Count the lines below that include the word "décembre" and write that number alone.

--- INPUT FOR THIS TASK ---

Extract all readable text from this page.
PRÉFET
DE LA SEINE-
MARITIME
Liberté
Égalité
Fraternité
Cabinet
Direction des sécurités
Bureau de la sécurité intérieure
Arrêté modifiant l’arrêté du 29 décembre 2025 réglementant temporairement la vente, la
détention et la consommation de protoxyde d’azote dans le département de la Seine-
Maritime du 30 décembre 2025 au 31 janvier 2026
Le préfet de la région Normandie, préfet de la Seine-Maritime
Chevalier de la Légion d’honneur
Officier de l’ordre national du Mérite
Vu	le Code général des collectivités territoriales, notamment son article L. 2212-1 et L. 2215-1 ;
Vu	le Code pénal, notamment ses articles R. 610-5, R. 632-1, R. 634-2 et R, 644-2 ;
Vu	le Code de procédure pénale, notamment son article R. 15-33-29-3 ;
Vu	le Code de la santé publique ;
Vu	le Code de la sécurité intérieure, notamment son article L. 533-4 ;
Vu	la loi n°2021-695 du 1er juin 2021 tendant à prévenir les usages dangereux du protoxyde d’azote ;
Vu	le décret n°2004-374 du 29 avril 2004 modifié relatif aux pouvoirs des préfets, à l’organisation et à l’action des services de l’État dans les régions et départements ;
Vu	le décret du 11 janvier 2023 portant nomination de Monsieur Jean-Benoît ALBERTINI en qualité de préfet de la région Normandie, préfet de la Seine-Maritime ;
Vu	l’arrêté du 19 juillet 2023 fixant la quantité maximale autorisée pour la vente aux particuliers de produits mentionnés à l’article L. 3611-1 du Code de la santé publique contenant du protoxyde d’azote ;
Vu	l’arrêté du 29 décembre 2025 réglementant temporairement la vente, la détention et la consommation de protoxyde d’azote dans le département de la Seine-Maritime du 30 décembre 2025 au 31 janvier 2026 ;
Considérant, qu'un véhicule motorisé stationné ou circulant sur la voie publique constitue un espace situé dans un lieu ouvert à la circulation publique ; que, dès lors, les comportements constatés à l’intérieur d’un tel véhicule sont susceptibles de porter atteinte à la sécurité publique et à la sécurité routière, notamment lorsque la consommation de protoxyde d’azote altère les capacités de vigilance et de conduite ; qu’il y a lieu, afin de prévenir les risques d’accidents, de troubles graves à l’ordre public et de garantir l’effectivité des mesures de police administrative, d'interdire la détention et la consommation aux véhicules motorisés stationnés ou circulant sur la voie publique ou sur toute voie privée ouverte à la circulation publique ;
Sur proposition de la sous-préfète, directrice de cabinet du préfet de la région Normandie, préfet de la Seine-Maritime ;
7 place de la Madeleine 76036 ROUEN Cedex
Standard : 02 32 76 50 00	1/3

---

--- TASK RESULT ---
3